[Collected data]
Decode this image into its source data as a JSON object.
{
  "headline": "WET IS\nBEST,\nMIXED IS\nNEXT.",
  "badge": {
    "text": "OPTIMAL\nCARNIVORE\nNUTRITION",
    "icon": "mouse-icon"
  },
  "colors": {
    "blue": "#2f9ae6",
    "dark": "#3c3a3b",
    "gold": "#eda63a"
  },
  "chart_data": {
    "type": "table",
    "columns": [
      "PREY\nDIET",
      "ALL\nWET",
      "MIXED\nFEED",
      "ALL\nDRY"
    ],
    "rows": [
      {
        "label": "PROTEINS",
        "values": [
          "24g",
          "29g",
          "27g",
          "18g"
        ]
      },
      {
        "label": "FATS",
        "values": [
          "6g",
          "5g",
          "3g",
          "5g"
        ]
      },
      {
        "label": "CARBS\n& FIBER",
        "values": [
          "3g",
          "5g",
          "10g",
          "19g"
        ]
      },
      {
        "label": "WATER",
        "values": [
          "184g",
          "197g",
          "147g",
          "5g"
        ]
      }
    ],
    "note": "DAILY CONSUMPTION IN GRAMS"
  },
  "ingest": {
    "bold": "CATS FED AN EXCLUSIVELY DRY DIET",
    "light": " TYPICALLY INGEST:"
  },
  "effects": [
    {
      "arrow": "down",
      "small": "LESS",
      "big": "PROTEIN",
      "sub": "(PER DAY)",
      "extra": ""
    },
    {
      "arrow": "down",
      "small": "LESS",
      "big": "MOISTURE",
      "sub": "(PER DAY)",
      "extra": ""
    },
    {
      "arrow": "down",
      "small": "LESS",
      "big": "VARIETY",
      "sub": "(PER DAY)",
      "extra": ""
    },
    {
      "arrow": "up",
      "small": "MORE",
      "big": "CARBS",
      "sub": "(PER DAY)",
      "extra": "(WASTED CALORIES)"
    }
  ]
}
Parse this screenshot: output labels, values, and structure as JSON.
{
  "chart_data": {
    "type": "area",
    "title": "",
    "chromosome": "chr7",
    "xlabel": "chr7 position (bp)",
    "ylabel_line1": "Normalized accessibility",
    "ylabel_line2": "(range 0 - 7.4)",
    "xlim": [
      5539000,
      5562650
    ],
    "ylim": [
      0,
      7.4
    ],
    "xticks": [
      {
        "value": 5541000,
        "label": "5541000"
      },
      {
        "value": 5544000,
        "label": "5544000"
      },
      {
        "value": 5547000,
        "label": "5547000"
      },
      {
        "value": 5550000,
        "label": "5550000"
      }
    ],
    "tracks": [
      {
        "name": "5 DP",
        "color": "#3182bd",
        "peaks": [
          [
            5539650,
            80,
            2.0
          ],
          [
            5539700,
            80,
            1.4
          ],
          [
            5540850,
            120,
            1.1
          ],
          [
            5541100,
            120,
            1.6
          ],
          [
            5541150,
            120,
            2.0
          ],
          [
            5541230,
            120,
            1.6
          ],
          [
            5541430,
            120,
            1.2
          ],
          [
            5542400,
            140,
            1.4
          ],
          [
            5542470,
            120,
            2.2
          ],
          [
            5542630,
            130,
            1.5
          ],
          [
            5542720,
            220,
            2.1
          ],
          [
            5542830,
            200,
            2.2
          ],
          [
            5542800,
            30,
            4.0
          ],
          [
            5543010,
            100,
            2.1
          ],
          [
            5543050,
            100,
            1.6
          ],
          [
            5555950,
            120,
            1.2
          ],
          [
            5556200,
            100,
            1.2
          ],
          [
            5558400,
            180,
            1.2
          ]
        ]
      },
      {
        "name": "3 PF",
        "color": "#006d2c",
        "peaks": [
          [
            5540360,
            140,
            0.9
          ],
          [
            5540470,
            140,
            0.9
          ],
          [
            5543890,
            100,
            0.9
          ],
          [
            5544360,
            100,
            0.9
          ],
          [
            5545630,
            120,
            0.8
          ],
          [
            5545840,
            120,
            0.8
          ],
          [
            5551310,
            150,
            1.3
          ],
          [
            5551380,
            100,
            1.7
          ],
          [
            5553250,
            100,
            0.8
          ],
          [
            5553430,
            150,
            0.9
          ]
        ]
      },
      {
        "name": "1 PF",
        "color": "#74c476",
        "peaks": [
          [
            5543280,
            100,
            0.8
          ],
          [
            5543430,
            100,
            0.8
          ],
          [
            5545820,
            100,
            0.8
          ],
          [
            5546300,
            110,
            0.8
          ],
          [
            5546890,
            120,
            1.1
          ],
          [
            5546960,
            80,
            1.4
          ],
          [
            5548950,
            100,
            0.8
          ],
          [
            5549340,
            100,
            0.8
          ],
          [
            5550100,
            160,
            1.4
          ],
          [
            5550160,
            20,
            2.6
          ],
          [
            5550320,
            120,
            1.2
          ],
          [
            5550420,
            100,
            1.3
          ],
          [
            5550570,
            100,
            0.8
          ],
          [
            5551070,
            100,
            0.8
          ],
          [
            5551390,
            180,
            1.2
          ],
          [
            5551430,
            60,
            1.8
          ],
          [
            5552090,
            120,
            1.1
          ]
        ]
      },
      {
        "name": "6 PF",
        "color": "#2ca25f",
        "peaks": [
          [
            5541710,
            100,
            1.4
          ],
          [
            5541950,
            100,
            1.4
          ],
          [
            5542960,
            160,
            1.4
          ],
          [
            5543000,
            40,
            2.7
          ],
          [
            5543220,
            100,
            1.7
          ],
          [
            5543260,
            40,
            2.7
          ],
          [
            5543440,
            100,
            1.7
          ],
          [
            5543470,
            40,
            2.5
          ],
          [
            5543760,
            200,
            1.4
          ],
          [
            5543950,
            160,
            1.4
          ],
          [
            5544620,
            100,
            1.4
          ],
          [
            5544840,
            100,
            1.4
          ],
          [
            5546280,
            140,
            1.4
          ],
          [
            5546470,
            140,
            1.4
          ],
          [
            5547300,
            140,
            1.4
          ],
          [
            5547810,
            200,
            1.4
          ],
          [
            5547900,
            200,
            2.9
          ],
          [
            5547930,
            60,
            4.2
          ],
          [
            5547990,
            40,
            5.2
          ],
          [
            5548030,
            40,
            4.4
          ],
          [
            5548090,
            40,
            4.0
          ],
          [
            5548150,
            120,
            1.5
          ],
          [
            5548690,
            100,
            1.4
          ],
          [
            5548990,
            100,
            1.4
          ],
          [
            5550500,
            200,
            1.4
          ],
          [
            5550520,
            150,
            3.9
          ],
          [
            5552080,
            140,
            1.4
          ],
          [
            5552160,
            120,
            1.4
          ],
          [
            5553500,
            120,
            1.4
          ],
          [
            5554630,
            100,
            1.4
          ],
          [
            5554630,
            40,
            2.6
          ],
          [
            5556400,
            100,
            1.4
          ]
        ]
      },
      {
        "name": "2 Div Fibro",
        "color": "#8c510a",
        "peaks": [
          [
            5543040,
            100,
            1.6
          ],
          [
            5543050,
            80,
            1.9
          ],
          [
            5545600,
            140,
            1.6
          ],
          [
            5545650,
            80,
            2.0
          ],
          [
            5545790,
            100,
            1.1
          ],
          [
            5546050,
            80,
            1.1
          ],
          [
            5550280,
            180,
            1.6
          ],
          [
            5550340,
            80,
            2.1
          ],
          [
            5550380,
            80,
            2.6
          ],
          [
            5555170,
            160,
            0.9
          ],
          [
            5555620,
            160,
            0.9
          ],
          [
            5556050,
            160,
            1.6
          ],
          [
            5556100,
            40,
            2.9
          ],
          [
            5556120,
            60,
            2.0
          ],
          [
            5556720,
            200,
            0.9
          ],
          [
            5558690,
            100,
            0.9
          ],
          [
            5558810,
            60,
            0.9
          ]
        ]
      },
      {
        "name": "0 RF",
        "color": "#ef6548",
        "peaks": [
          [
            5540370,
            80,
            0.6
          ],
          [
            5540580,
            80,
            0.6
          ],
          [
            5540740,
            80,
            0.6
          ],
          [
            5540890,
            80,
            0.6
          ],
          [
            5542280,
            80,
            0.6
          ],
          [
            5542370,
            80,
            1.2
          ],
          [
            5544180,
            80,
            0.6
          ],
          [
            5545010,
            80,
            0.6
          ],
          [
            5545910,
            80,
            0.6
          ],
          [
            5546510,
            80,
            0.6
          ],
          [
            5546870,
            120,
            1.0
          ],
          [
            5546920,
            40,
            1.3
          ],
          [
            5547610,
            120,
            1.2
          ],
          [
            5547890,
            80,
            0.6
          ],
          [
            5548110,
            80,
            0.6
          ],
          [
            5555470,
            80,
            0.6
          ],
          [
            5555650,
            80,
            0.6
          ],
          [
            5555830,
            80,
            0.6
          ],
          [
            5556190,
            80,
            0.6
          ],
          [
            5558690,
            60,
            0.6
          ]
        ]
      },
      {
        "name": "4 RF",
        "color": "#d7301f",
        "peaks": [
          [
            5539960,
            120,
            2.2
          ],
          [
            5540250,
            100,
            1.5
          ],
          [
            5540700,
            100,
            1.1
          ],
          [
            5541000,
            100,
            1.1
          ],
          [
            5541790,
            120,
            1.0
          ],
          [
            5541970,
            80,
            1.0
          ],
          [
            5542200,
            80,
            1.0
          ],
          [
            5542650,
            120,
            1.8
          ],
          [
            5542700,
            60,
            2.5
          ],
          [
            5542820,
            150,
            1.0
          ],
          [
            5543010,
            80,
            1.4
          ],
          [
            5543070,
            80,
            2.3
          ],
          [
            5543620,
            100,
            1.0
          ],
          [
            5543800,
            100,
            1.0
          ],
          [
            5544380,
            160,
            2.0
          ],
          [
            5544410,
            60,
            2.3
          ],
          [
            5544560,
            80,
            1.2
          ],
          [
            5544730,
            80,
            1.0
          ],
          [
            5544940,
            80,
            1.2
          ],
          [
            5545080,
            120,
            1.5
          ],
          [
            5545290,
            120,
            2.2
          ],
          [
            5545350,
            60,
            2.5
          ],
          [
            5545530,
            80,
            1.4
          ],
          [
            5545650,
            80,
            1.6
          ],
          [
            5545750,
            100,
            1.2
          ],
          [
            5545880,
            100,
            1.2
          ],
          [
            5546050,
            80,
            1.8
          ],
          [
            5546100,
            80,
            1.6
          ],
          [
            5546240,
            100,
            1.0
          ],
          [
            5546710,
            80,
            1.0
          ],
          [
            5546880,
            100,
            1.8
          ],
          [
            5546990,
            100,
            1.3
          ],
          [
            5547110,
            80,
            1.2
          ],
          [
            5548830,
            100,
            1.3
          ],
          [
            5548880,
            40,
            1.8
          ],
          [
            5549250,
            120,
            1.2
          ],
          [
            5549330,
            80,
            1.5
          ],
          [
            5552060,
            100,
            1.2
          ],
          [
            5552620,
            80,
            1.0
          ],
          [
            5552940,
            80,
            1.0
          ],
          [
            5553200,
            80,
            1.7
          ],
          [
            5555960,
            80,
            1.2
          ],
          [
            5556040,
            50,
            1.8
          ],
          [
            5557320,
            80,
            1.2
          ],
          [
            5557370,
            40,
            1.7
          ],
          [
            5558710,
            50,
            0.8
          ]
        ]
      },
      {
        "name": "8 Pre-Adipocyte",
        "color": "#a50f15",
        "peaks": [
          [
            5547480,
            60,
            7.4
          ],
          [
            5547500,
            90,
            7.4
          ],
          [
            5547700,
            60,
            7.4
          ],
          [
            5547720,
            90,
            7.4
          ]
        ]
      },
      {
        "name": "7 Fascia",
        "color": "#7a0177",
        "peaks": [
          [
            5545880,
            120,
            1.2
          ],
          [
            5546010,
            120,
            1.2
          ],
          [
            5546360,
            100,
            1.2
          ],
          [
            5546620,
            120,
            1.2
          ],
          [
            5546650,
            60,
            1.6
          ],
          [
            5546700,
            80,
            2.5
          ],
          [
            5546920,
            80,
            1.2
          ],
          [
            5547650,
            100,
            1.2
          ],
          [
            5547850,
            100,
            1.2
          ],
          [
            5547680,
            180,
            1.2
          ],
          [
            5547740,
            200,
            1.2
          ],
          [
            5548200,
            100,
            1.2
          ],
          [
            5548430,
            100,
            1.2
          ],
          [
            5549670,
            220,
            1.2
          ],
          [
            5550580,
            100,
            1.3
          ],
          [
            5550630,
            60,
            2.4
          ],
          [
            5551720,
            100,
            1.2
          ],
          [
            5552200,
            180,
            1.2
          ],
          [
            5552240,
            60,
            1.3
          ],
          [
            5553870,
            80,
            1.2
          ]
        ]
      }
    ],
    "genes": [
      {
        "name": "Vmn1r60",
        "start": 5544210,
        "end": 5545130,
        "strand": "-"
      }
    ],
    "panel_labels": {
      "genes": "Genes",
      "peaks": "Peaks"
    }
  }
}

◆ Exercise prompt ◆
In the data above, count the lines where the word "name" appears; reply with the number only.

◆ Task result ◆
10